* Start DATA LINES *
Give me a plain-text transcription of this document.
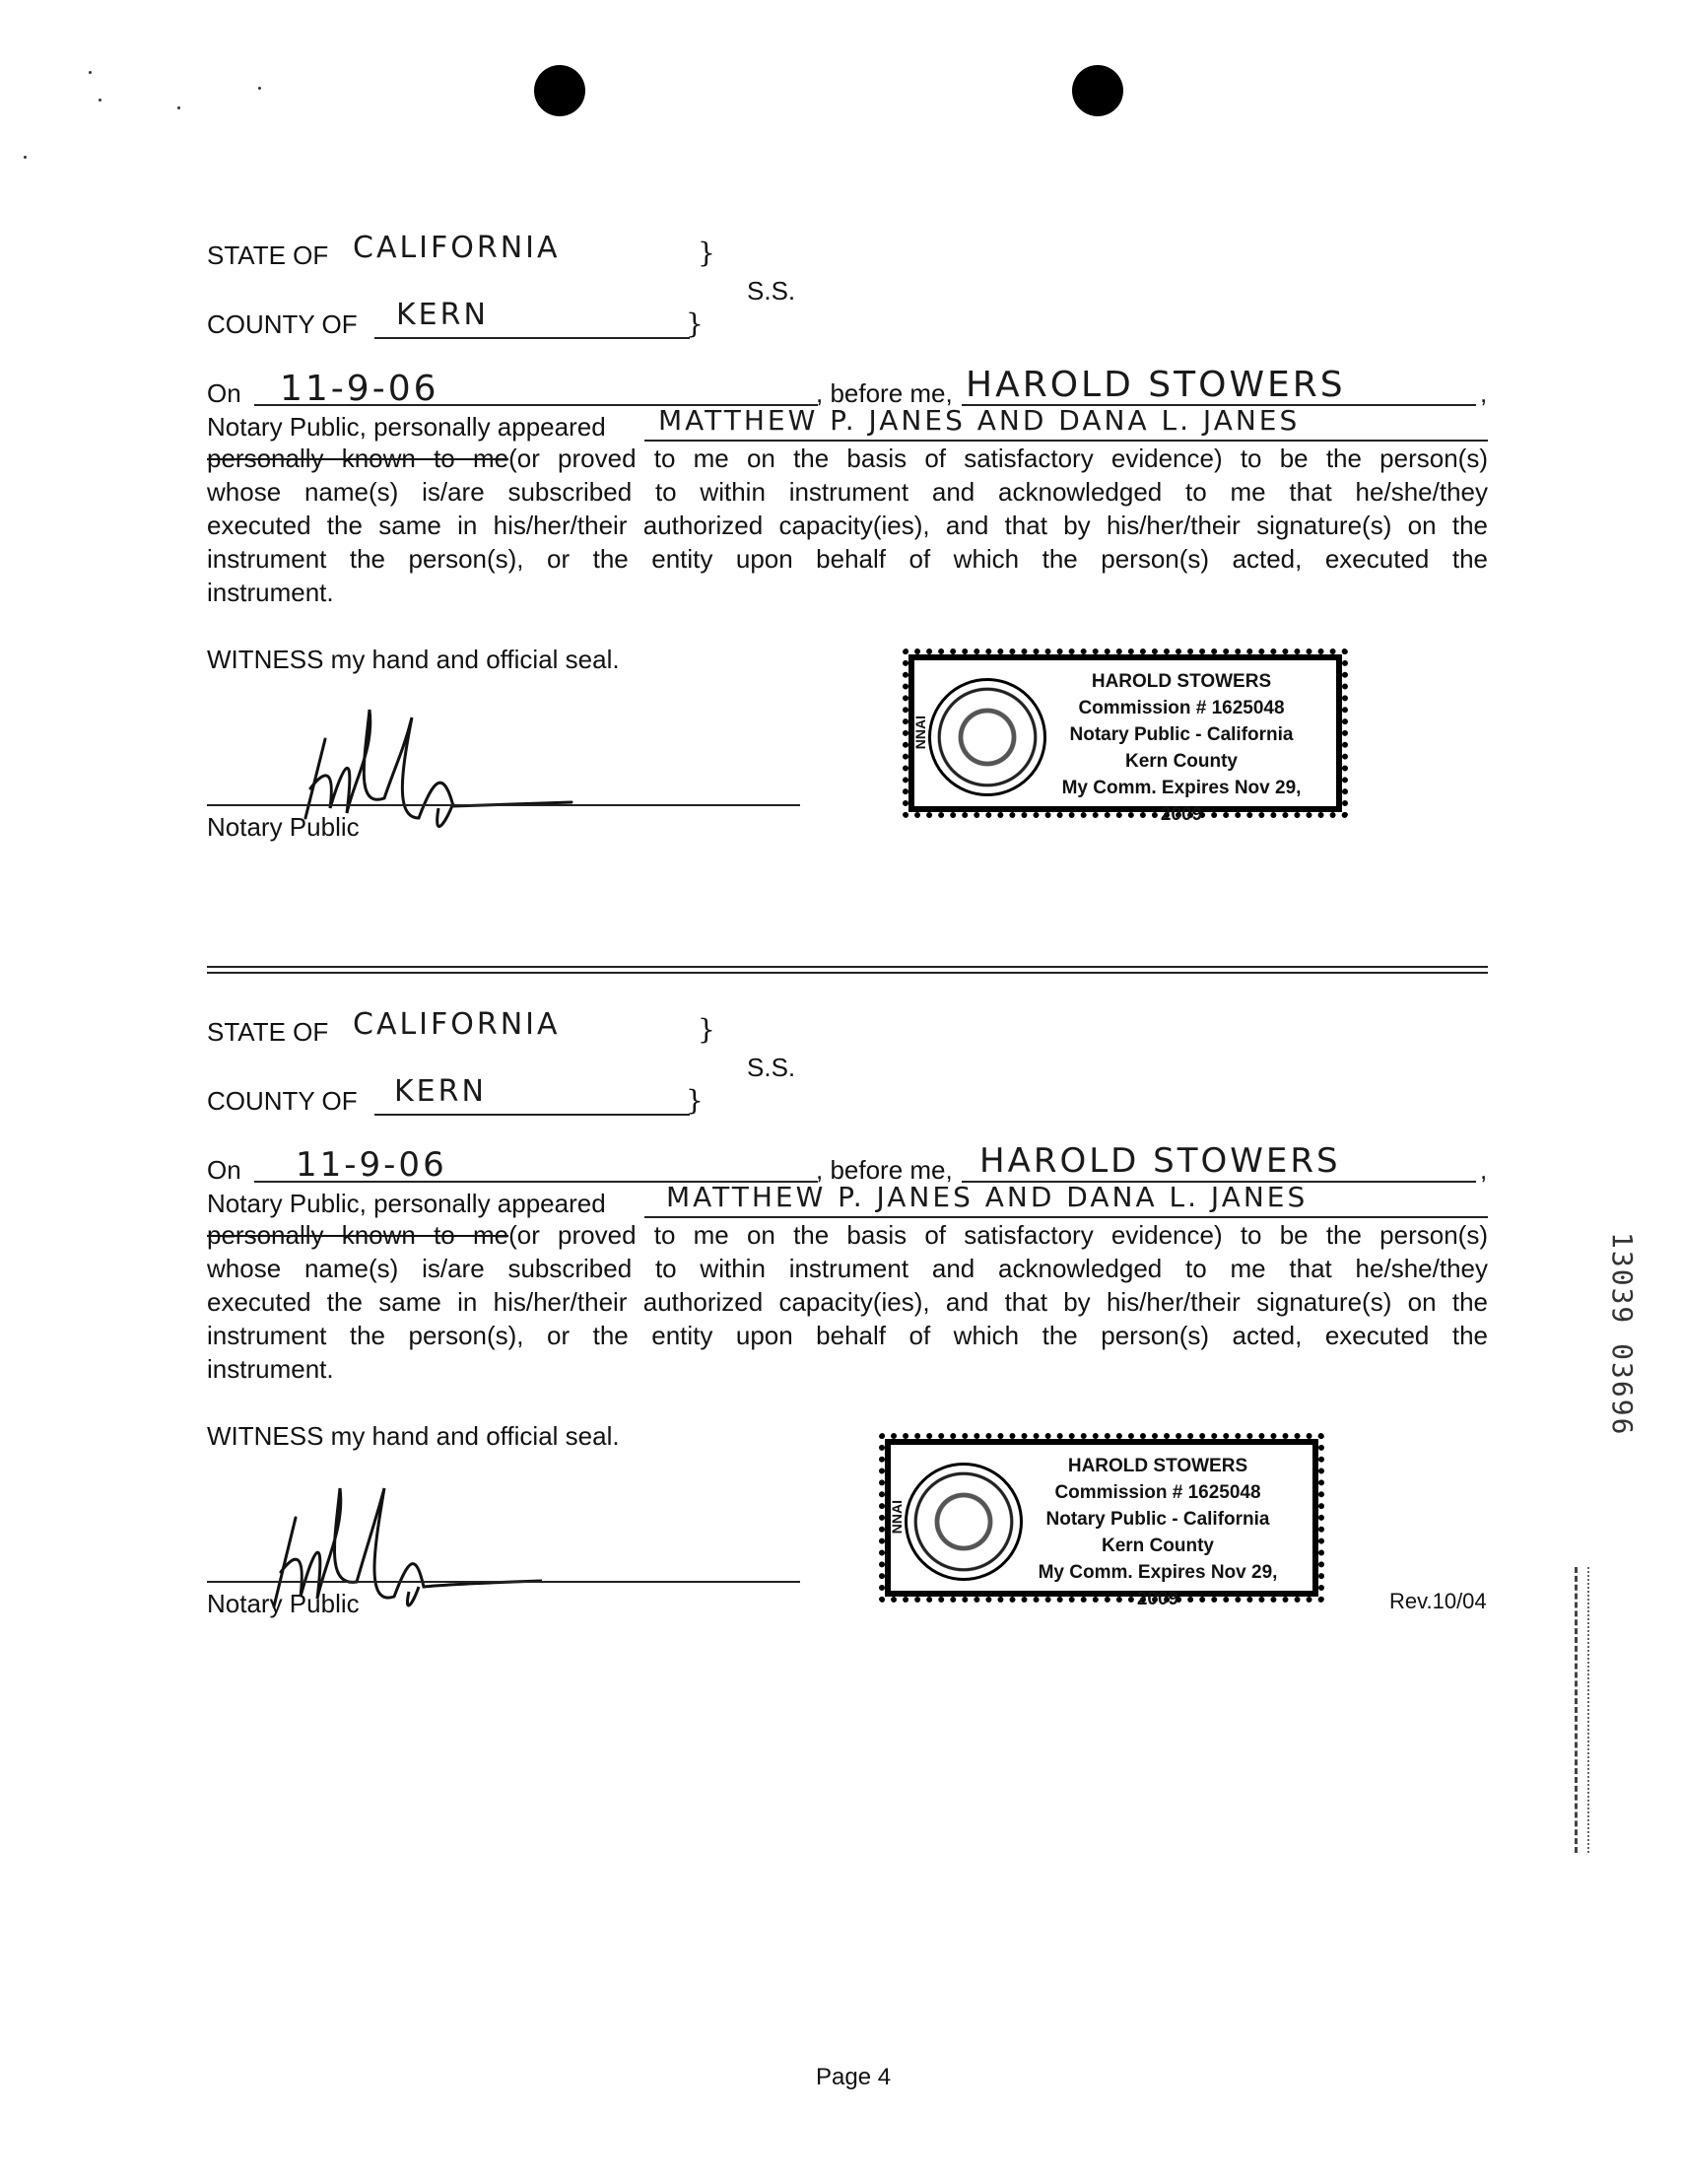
STATE OF CALIFORNIA	}
S.S.
COUNTY OF KERN	}
On 11-9-06	, before me, HAROLD STOWERS	,
Notary Public, personally appeared MATTHEW P. JANES AND DANA L. JANES
personally known to me(or proved to me on the basis of satisfactory evidence) to be the person(s)
whose name(s) is/are subscribed to within instrument and acknowledged to me that he/she/they
executed the same in his/her/their authorized capacity(ies), and that by his/her/their signature(s) on the
instrument the person(s), or the entity upon behalf of which the person(s) acted, executed the
instrument.
WITNESS my hand and official seal.
Notary Public
NNAI
HAROLD STOWERS
Commission # 1625048
Notary Public - California
Kern County
My Comm. Expires Nov 29, 2009
STATE OF CALIFORNIA	}
S.S.
COUNTY OF KERN	}
On 11-9-06	, before me, HAROLD STOWERS	,
Notary Public, personally appeared MATTHEW P. JANES AND DANA L. JANES
personally known to me(or proved to me on the basis of satisfactory evidence) to be the person(s)
whose name(s) is/are subscribed to within instrument and acknowledged to me that he/she/they
executed the same in his/her/their authorized capacity(ies), and that by his/her/their signature(s) on the
instrument the person(s), or the entity upon behalf of which the person(s) acted, executed the
instrument.
WITNESS my hand and official seal.
Notary Public
NNAI
HAROLD STOWERS
Commission # 1625048
Notary Public - California
Kern County
My Comm. Expires Nov 29, 2009	Rev.10/04
13039 03696
Page 4
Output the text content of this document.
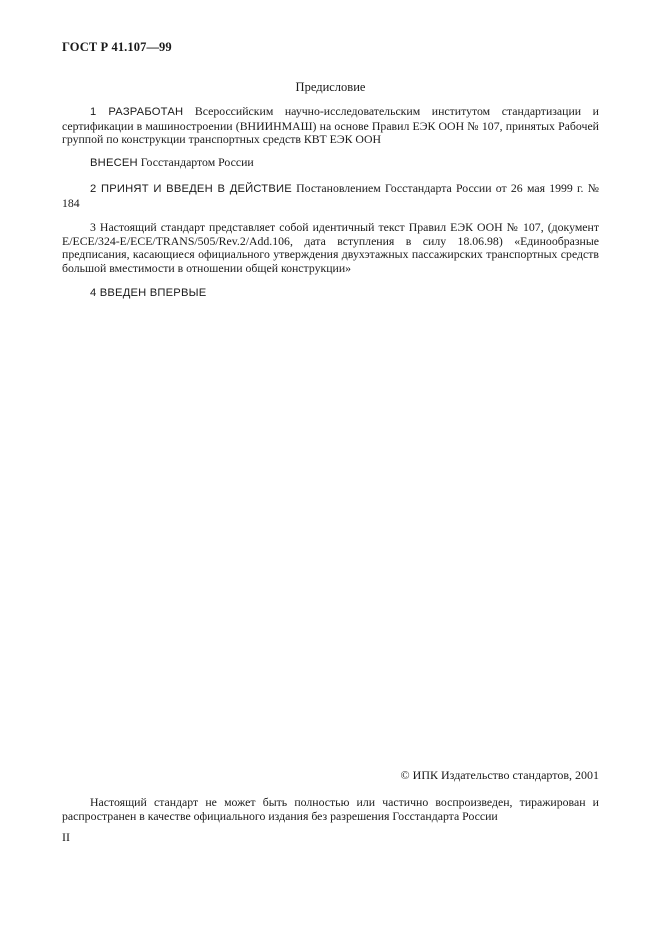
ГОСТ Р 41.107—99
Предисловие

1 РАЗРАБОТАН Всероссийским научно-исследовательским институтом стандартизации и сертификации в машиностроении (ВНИИНМАШ) на основе Правил ЕЭК ООН № 107, принятых Рабочей группой по конструкции транспортных средств КВТ ЕЭК ООН

ВНЕСЕН Госстандартом России

2 ПРИНЯТ И ВВЕДЕН В ДЕЙСТВИЕ Постановлением Госстандарта России от 26 мая 1999 г. № 184

3 Настоящий стандарт представляет собой идентичный текст Правил ЕЭК ООН № 107, (документ E/ECE/324-E/ECE/TRANS/505/Rev.2/Add.106, дата вступления в силу 18.06.98) «Единообразные предписания, касающиеся официального утверждения двухэтажных пассажирских транспортных средств большой вместимости в отношении общей конструкции»

4 ВВЕДЕН ВПЕРВЫЕ

© ИПК Издательство стандартов, 2001

Настоящий стандарт не может быть полностью или частично воспроизведен, тиражирован и распространен в качестве официального издания без разрешения Госстандарта России

II
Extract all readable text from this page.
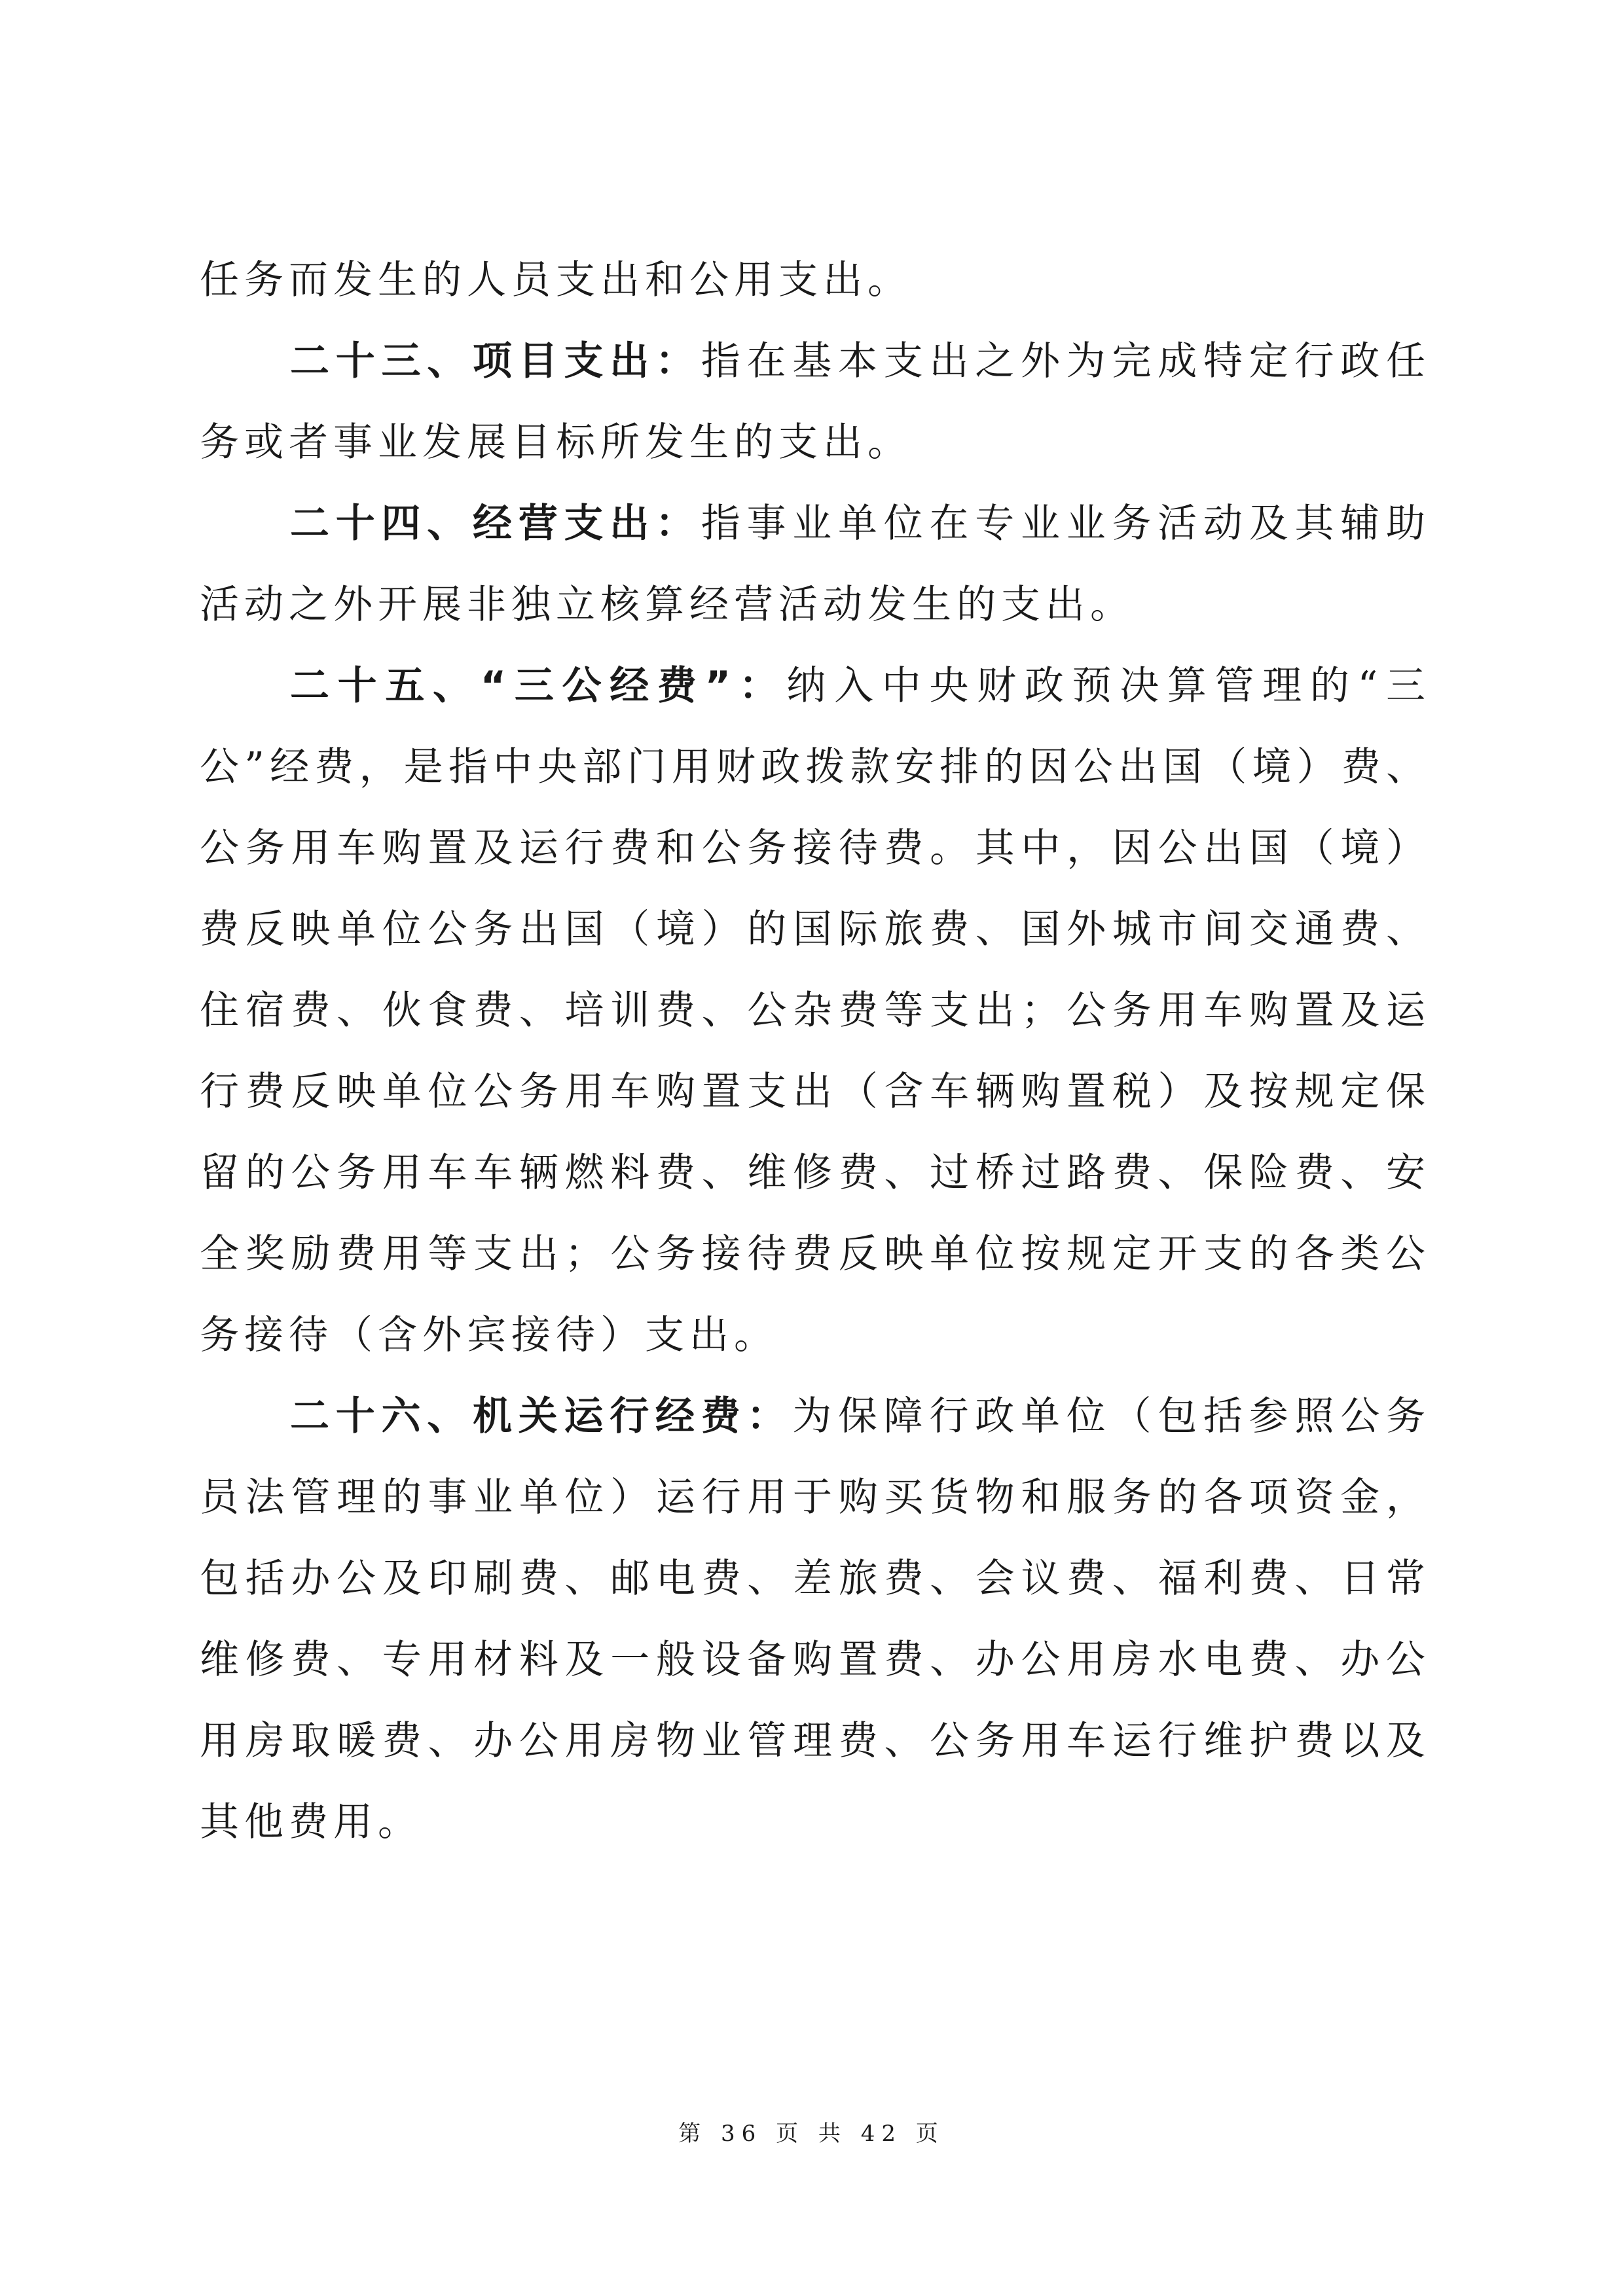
任务而发生的人员支出和公用支出。

二十三、项目支出：指在基本支出之外为完成特定行政任务或者事业发展目标所发生的支出。

二十四、经营支出：指事业单位在专业业务活动及其辅助活动之外开展非独立核算经营活动发生的支出。

二十五、“三公经费”：纳入中央财政预决算管理的“三公”经费，是指中央部门用财政拨款安排的因公出国（境）费、公务用车购置及运行费和公务接待费。其中，因公出国（境）费反映单位公务出国（境）的国际旅费、国外城市间交通费、住宿费、伙食费、培训费、公杂费等支出；公务用车购置及运行费反映单位公务用车购置支出（含车辆购置税）及按规定保留的公务用车车辆燃料费、维修费、过桥过路费、保险费、安全奖励费用等支出；公务接待费反映单位按规定开支的各类公务接待（含外宾接待）支出。

二十六、机关运行经费：为保障行政单位（包括参照公务员法管理的事业单位）运行用于购买货物和服务的各项资金，包括办公及印刷费、邮电费、差旅费、会议费、福利费、日常维修费、专用材料及一般设备购置费、办公用房水电费、办公用房取暖费、办公用房物业管理费、公务用车运行维护费以及其他费用。

第 36 页 共 42 页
* End DATA LINES *
YOUR OBJECTIVE: Write out the lines of the material from the one containing "Extract all readable text from this page." through the last, exactly and only those. Leave every picture out.

EXPECTED ANSWER:
Extract all readable text from this page.
任务而发生的人员支出和公用支出。

二十三、项目支出：指在基本支出之外为完成特定行政任务或者事业发展目标所发生的支出。

二十四、经营支出：指事业单位在专业业务活动及其辅助活动之外开展非独立核算经营活动发生的支出。

二十五、“三公经费”：纳入中央财政预决算管理的“三公”经费，是指中央部门用财政拨款安排的因公出国（境）费、公务用车购置及运行费和公务接待费。其中，因公出国（境）费反映单位公务出国（境）的国际旅费、国外城市间交通费、住宿费、伙食费、培训费、公杂费等支出；公务用车购置及运行费反映单位公务用车购置支出（含车辆购置税）及按规定保留的公务用车车辆燃料费、维修费、过桥过路费、保险费、安全奖励费用等支出；公务接待费反映单位按规定开支的各类公务接待（含外宾接待）支出。

二十六、机关运行经费：为保障行政单位（包括参照公务员法管理的事业单位）运行用于购买货物和服务的各项资金，包括办公及印刷费、邮电费、差旅费、会议费、福利费、日常维修费、专用材料及一般设备购置费、办公用房水电费、办公用房取暖费、办公用房物业管理费、公务用车运行维护费以及其他费用。

第 36 页 共 42 页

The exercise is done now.